= Required work =
Output every line of the material exactly, omitting images.

= Records for processing =

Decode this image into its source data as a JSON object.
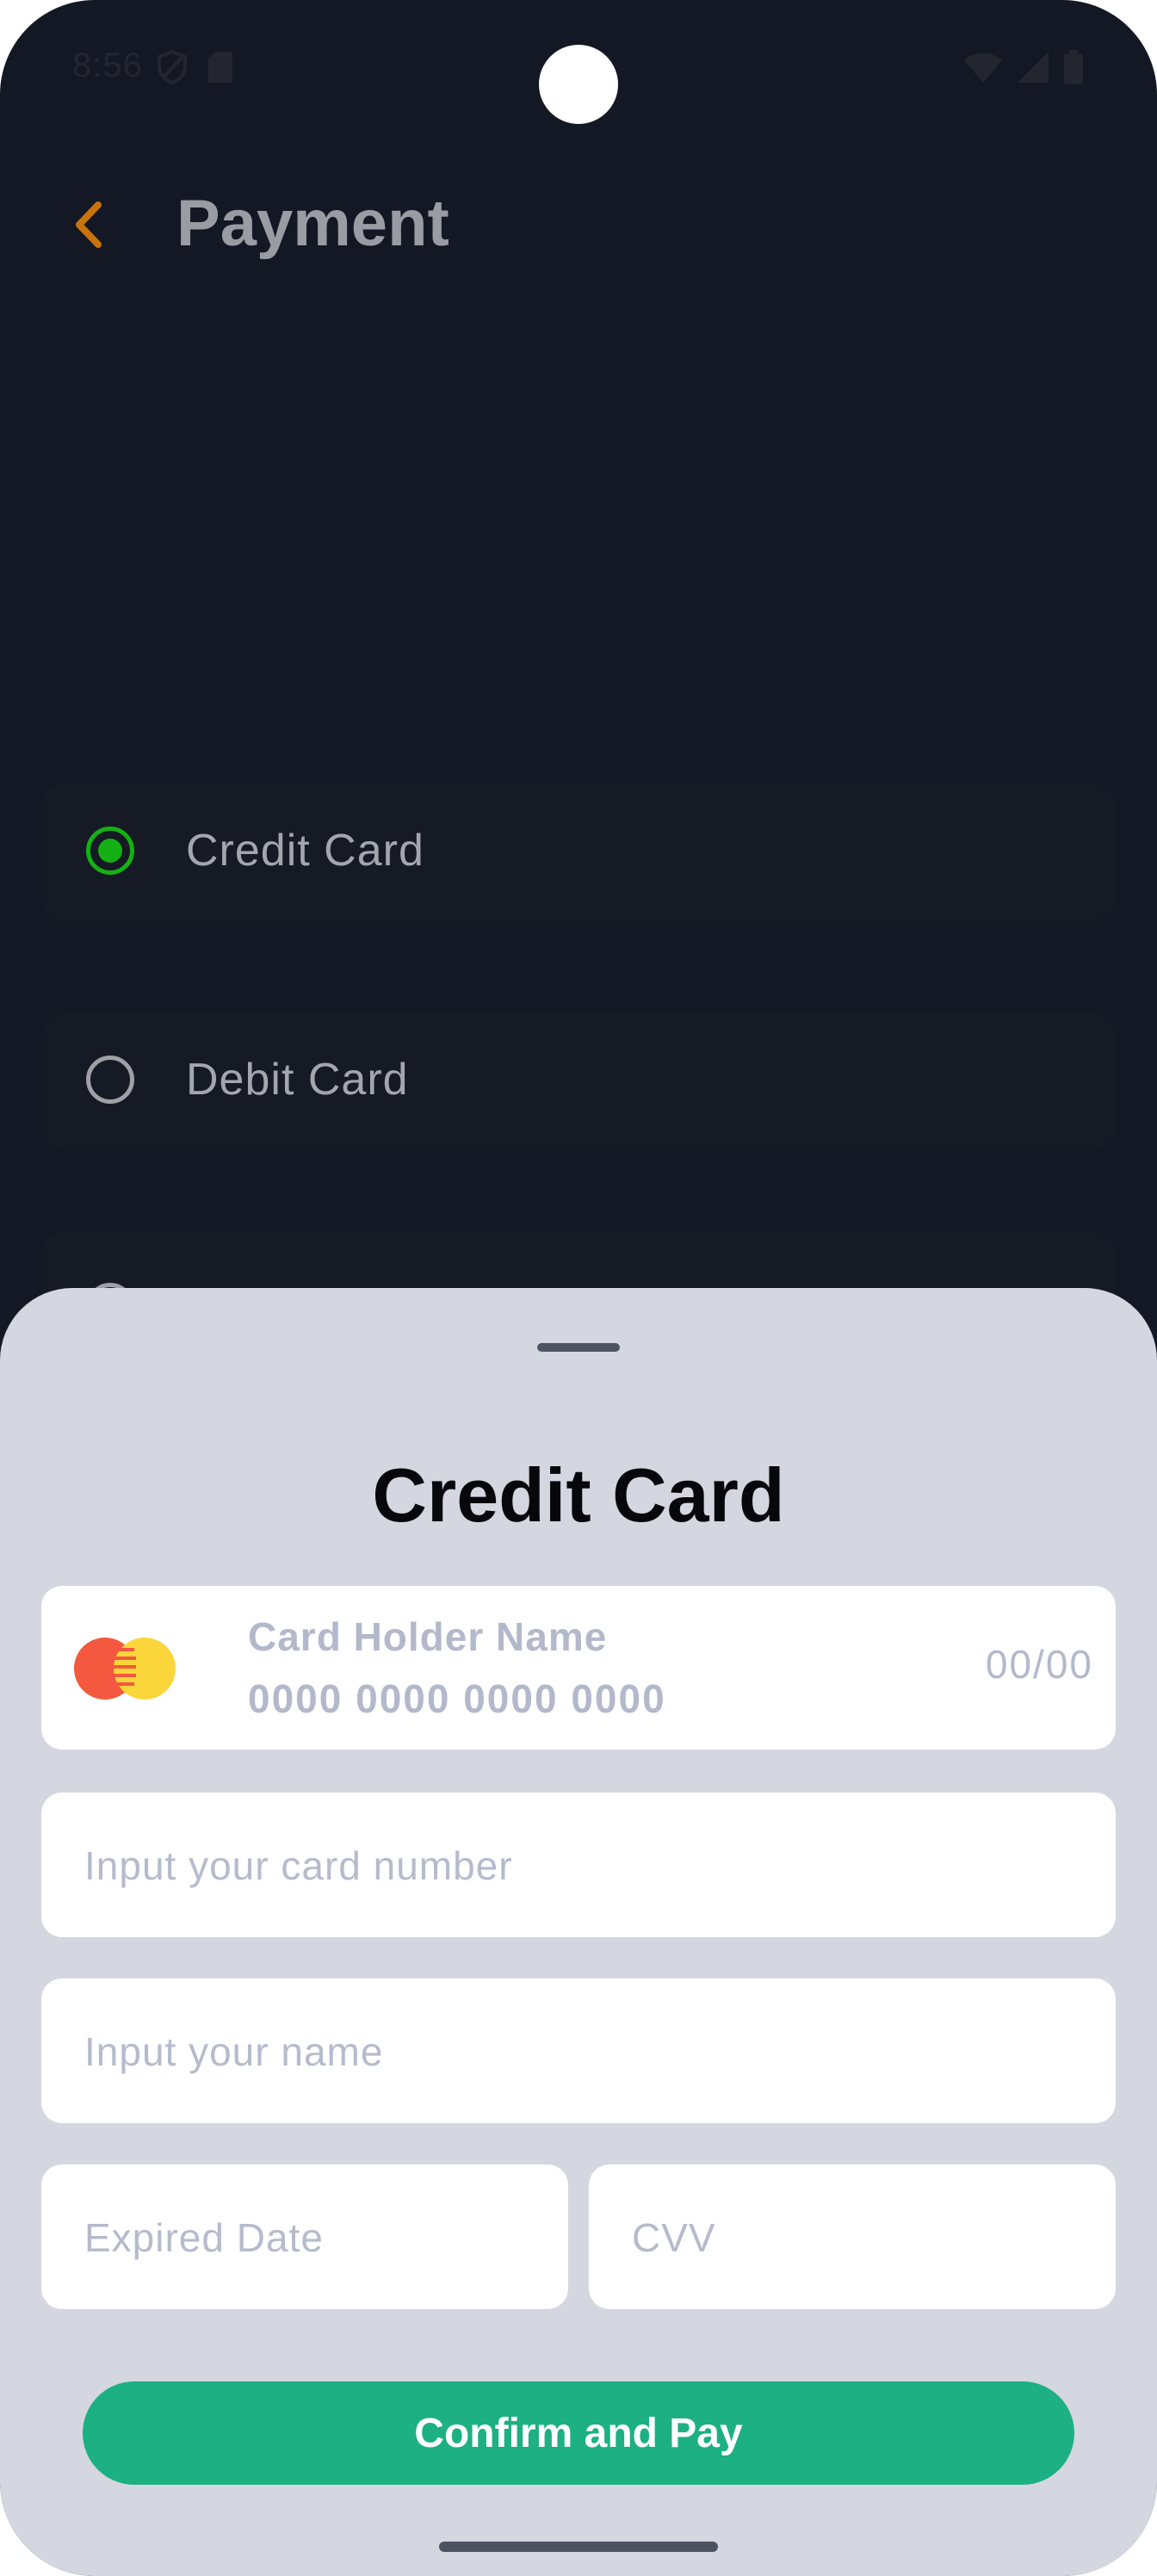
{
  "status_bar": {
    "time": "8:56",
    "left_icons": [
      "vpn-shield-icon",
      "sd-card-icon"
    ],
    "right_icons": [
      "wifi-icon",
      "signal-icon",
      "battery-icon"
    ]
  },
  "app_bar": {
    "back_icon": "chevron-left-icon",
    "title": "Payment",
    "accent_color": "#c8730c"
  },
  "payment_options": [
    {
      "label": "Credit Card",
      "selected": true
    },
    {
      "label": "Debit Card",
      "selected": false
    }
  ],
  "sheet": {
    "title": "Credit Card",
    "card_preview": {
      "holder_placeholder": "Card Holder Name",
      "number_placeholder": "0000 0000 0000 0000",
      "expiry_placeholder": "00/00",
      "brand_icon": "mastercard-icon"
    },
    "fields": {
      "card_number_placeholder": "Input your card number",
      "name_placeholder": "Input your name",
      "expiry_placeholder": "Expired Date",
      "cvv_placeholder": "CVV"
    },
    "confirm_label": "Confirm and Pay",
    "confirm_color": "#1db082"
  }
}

= Expected answer =
Decode this image into its source data as a JSON object.
{
  "status_bar": {
    "time": "8:56",
    "left_icons": [
      "vpn-shield-icon",
      "sd-card-icon"
    ],
    "right_icons": [
      "wifi-icon",
      "signal-icon",
      "battery-icon"
    ]
  },
  "app_bar": {
    "back_icon": "chevron-left-icon",
    "title": "Payment",
    "accent_color": "#c8730c"
  },
  "payment_options": [
    {
      "label": "Credit Card",
      "selected": true
    },
    {
      "label": "Debit Card",
      "selected": false
    }
  ],
  "sheet": {
    "title": "Credit Card",
    "card_preview": {
      "holder_placeholder": "Card Holder Name",
      "number_placeholder": "0000 0000 0000 0000",
      "expiry_placeholder": "00/00",
      "brand_icon": "mastercard-icon"
    },
    "fields": {
      "card_number_placeholder": "Input your card number",
      "name_placeholder": "Input your name",
      "expiry_placeholder": "Expired Date",
      "cvv_placeholder": "CVV"
    },
    "confirm_label": "Confirm and Pay",
    "confirm_color": "#1db082"
  }
}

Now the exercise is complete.